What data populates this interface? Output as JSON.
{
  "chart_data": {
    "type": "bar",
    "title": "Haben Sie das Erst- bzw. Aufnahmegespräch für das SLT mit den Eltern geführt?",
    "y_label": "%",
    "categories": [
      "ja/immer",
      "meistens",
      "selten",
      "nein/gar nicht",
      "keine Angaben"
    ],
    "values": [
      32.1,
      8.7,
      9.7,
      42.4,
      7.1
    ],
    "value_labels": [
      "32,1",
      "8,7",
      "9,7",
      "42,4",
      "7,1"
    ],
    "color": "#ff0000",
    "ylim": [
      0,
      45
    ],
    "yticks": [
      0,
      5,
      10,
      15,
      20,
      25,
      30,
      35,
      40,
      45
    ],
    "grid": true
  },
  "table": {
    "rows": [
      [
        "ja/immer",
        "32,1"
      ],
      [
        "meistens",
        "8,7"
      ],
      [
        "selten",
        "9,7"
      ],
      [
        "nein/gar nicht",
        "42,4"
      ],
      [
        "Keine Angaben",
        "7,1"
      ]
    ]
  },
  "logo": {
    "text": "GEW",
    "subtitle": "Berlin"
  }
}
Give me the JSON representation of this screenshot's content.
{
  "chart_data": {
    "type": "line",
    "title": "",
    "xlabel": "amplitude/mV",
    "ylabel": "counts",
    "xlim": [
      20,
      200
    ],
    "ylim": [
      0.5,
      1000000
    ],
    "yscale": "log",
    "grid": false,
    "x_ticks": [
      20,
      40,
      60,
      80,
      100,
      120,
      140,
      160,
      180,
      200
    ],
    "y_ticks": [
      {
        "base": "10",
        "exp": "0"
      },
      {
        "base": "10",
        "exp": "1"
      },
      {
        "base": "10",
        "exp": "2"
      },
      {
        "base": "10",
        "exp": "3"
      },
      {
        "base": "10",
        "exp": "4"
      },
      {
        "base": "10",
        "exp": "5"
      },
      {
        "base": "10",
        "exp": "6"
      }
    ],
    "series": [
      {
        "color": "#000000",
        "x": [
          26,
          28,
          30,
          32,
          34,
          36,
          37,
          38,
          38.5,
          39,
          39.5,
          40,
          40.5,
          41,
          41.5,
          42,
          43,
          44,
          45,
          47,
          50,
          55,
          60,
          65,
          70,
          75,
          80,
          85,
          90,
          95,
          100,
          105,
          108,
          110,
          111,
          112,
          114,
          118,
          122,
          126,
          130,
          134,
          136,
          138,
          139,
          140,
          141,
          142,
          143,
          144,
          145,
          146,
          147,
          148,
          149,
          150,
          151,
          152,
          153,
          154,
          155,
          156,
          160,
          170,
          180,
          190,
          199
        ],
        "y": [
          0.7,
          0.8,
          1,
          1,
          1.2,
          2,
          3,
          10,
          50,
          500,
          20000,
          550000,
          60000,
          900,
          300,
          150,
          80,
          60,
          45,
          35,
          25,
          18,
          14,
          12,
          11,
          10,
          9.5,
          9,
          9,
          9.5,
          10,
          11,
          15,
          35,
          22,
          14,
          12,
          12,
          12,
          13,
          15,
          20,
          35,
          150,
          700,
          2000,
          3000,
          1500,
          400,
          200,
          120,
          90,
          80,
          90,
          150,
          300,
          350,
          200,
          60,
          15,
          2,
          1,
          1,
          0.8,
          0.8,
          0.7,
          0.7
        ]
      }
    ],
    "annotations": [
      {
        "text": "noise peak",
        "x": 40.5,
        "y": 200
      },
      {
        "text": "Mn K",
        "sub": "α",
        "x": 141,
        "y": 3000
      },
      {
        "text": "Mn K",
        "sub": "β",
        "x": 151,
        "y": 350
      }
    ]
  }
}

○ ○ ○ ○ ○ ○ ○

• [Directions for this task] Exactly reproduce the material above.

• [Written solution]
What data populates this interface? Output as JSON.
{
  "chart_data": {
    "type": "bar",
    "title": "Haben Sie das Erst- bzw. Aufnahmegespräch für das SLT mit den Eltern geführt?",
    "y_label": "%",
    "categories": [
      "ja/immer",
      "meistens",
      "selten",
      "nein/gar nicht",
      "keine Angaben"
    ],
    "values": [
      32.1,
      8.7,
      9.7,
      42.4,
      7.1
    ],
    "value_labels": [
      "32,1",
      "8,7",
      "9,7",
      "42,4",
      "7,1"
    ],
    "color": "#ff0000",
    "ylim": [
      0,
      45
    ],
    "yticks": [
      0,
      5,
      10,
      15,
      20,
      25,
      30,
      35,
      40,
      45
    ],
    "grid": true
  },
  "table": {
    "rows": [
      [
        "ja/immer",
        "32,1"
      ],
      [
        "meistens",
        "8,7"
      ],
      [
        "selten",
        "9,7"
      ],
      [
        "nein/gar nicht",
        "42,4"
      ],
      [
        "Keine Angaben",
        "7,1"
      ]
    ]
  },
  "logo": {
    "text": "GEW",
    "subtitle": "Berlin"
  }
}
Give me the JSON representation of this screenshot's content.
{
  "chart_data": {
    "type": "line",
    "title": "",
    "xlabel": "amplitude/mV",
    "ylabel": "counts",
    "xlim": [
      20,
      200
    ],
    "ylim": [
      0.5,
      1000000
    ],
    "yscale": "log",
    "grid": false,
    "x_ticks": [
      20,
      40,
      60,
      80,
      100,
      120,
      140,
      160,
      180,
      200
    ],
    "y_ticks": [
      {
        "base": "10",
        "exp": "0"
      },
      {
        "base": "10",
        "exp": "1"
      },
      {
        "base": "10",
        "exp": "2"
      },
      {
        "base": "10",
        "exp": "3"
      },
      {
        "base": "10",
        "exp": "4"
      },
      {
        "base": "10",
        "exp": "5"
      },
      {
        "base": "10",
        "exp": "6"
      }
    ],
    "series": [
      {
        "color": "#000000",
        "x": [
          26,
          28,
          30,
          32,
          34,
          36,
          37,
          38,
          38.5,
          39,
          39.5,
          40,
          40.5,
          41,
          41.5,
          42,
          43,
          44,
          45,
          47,
          50,
          55,
          60,
          65,
          70,
          75,
          80,
          85,
          90,
          95,
          100,
          105,
          108,
          110,
          111,
          112,
          114,
          118,
          122,
          126,
          130,
          134,
          136,
          138,
          139,
          140,
          141,
          142,
          143,
          144,
          145,
          146,
          147,
          148,
          149,
          150,
          151,
          152,
          153,
          154,
          155,
          156,
          160,
          170,
          180,
          190,
          199
        ],
        "y": [
          0.7,
          0.8,
          1,
          1,
          1.2,
          2,
          3,
          10,
          50,
          500,
          20000,
          550000,
          60000,
          900,
          300,
          150,
          80,
          60,
          45,
          35,
          25,
          18,
          14,
          12,
          11,
          10,
          9.5,
          9,
          9,
          9.5,
          10,
          11,
          15,
          35,
          22,
          14,
          12,
          12,
          12,
          13,
          15,
          20,
          35,
          150,
          700,
          2000,
          3000,
          1500,
          400,
          200,
          120,
          90,
          80,
          90,
          150,
          300,
          350,
          200,
          60,
          15,
          2,
          1,
          1,
          0.8,
          0.8,
          0.7,
          0.7
        ]
      }
    ],
    "annotations": [
      {
        "text": "noise peak",
        "x": 40.5,
        "y": 200
      },
      {
        "text": "Mn K",
        "sub": "α",
        "x": 141,
        "y": 3000
      },
      {
        "text": "Mn K",
        "sub": "β",
        "x": 151,
        "y": 350
      }
    ]
  }
}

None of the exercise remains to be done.